Work to do:
Only lines holding the word "improve" should be copied from the material.

Materials provided:
+---+

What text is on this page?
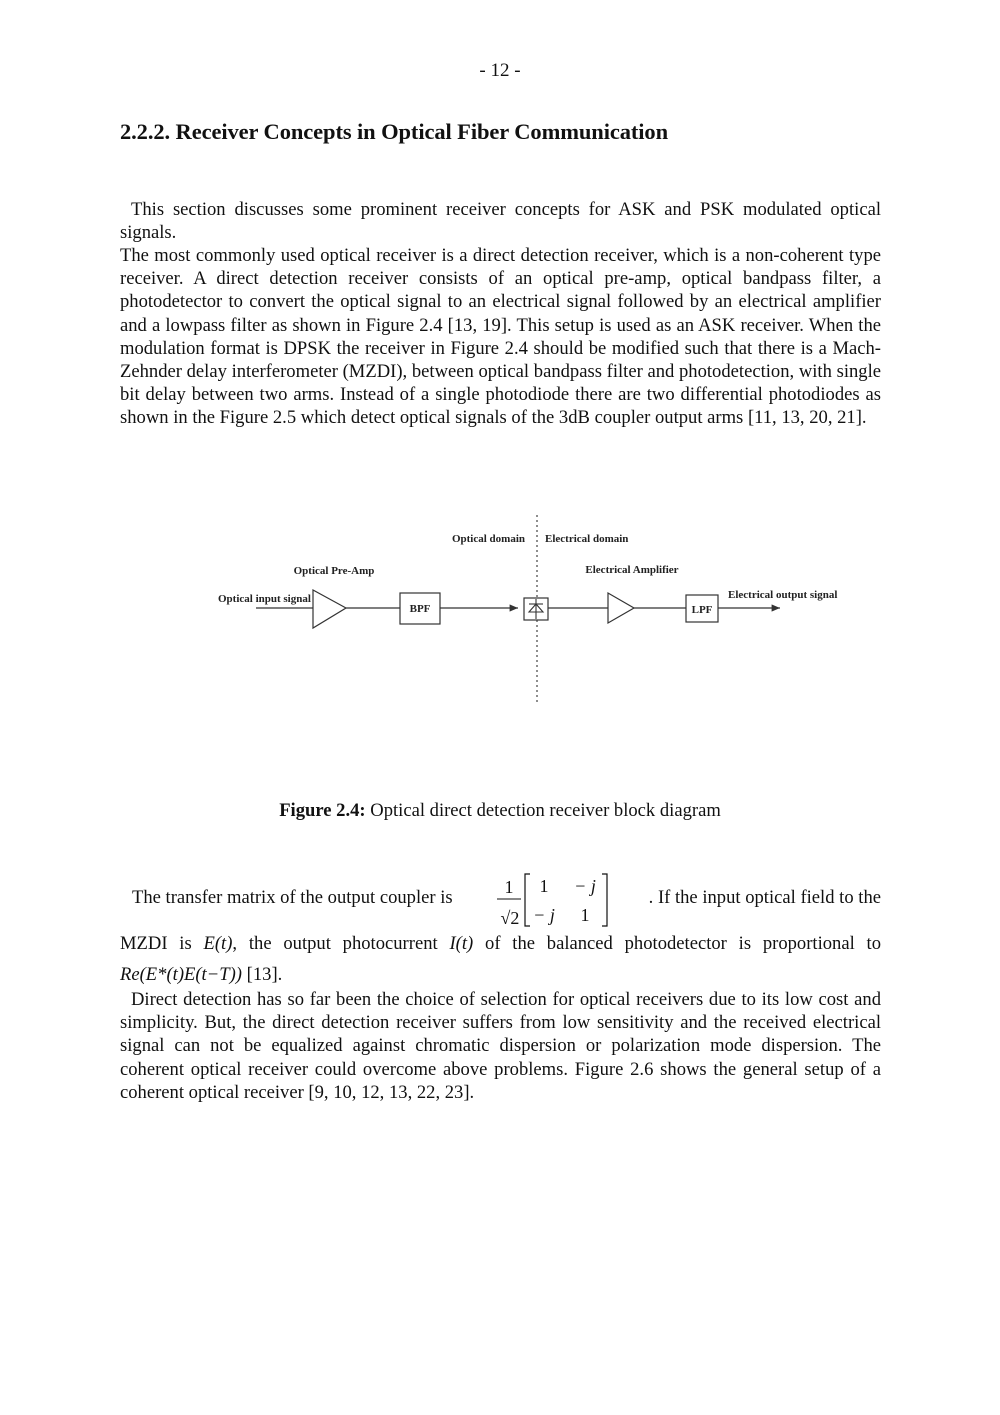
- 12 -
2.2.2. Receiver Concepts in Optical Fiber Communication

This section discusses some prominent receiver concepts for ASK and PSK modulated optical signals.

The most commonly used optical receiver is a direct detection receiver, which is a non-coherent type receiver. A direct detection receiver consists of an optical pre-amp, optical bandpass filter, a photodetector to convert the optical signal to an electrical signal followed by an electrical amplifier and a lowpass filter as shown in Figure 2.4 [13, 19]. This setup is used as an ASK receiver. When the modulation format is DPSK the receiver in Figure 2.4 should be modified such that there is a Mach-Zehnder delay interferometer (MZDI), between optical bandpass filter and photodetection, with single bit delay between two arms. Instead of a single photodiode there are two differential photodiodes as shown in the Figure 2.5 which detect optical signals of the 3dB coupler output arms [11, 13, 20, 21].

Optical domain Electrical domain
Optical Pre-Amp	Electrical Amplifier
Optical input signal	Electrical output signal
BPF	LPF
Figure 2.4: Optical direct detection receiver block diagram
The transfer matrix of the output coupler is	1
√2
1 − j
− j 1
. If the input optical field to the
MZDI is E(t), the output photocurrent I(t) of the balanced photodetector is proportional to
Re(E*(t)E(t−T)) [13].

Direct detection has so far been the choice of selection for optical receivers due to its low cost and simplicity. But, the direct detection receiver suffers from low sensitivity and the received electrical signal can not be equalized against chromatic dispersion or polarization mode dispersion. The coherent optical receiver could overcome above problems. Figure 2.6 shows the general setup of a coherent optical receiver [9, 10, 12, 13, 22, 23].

+---+

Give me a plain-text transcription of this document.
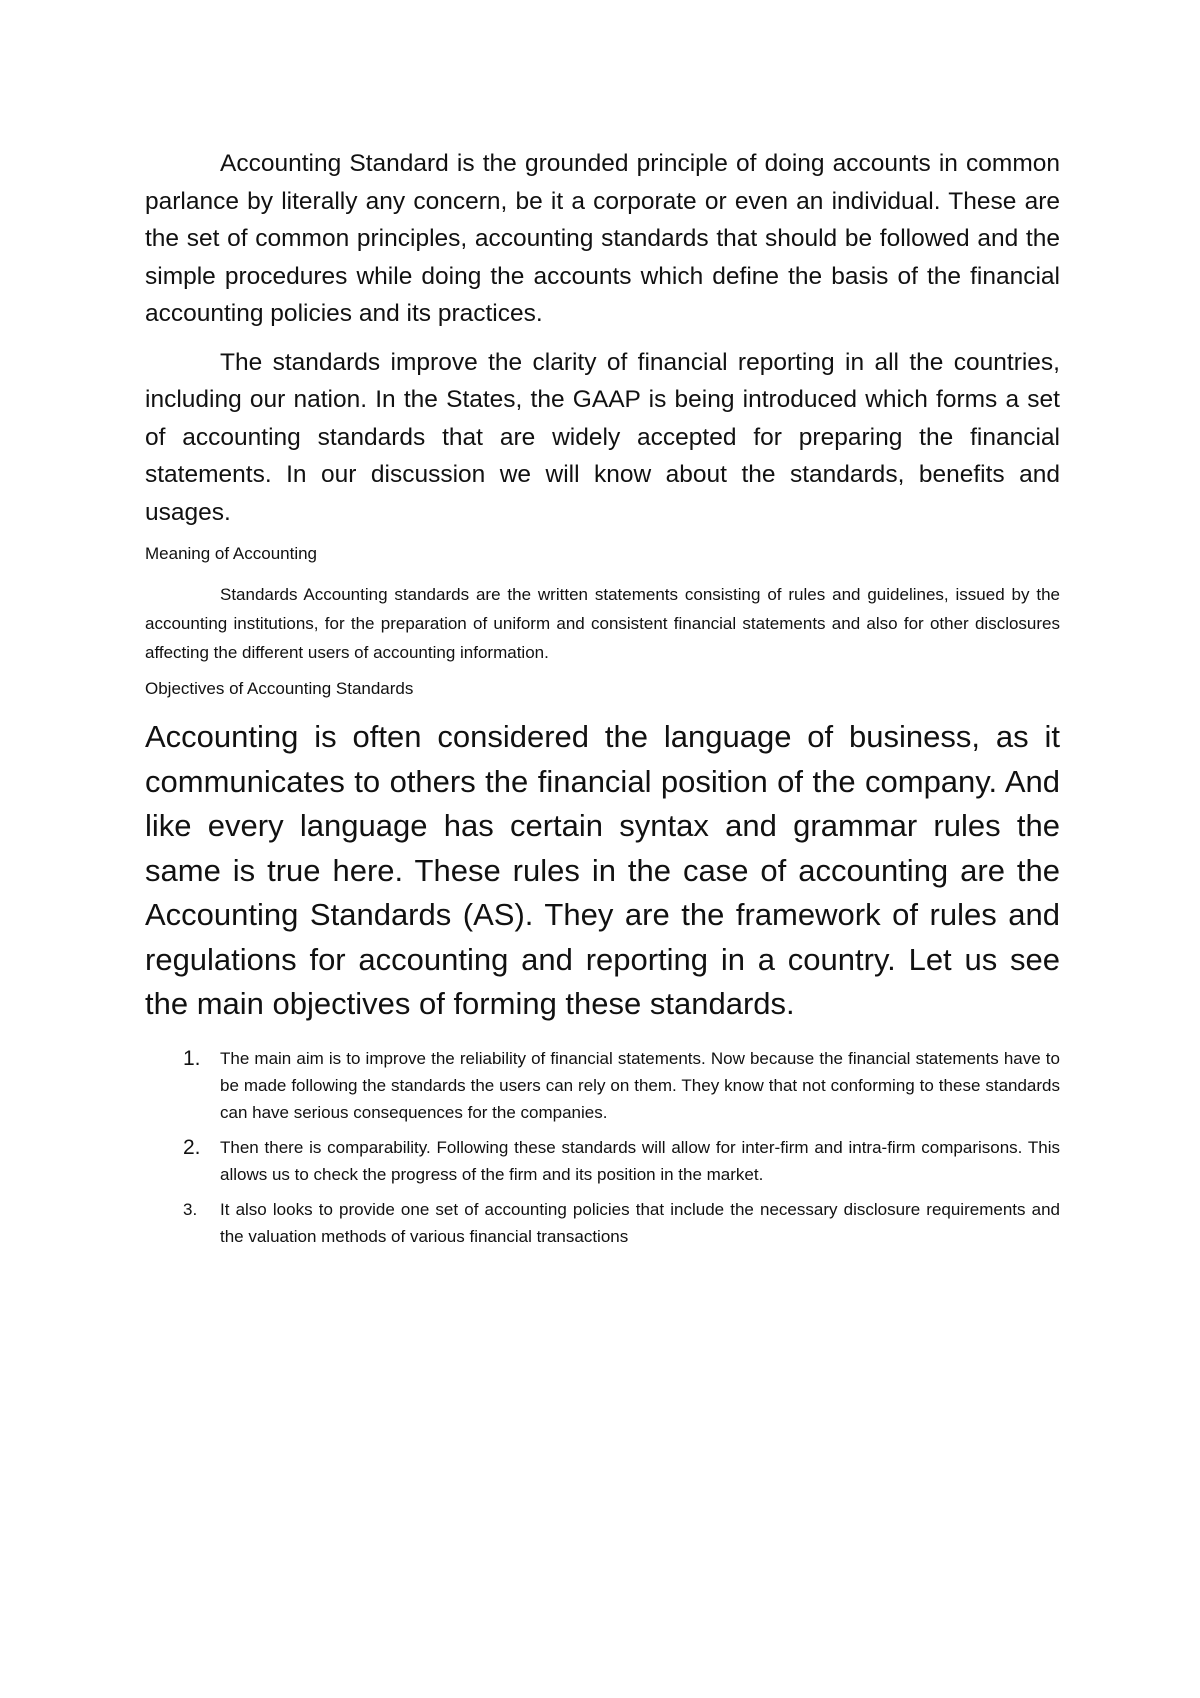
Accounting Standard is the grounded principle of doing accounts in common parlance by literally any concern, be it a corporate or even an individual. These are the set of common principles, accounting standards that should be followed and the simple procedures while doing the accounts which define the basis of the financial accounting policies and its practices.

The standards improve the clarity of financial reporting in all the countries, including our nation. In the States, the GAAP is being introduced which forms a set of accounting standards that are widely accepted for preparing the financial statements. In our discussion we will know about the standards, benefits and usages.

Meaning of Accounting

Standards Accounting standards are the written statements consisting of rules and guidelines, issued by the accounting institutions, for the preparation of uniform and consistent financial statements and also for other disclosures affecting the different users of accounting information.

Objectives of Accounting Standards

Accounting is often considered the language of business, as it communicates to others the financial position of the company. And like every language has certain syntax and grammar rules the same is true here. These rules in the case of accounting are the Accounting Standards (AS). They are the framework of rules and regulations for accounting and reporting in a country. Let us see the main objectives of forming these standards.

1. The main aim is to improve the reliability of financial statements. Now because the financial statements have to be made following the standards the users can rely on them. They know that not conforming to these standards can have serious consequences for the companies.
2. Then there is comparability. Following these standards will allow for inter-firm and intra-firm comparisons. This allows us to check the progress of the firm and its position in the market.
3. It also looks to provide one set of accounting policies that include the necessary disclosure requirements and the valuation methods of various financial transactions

+---+

Task solution:
The standards improve the clarity of financial reporting in all the countries, including our nation. In the States, the GAAP is being introduced which forms a set of accounting standards that are widely accepted for preparing the financial statements. In our discussion we will know about the standards, benefits and usages.
1. The main aim is to improve the reliability of financial statements. Now because the financial statements have to be made following the standards the users can rely on them. They know that not conforming to these standards can have serious consequences for the companies.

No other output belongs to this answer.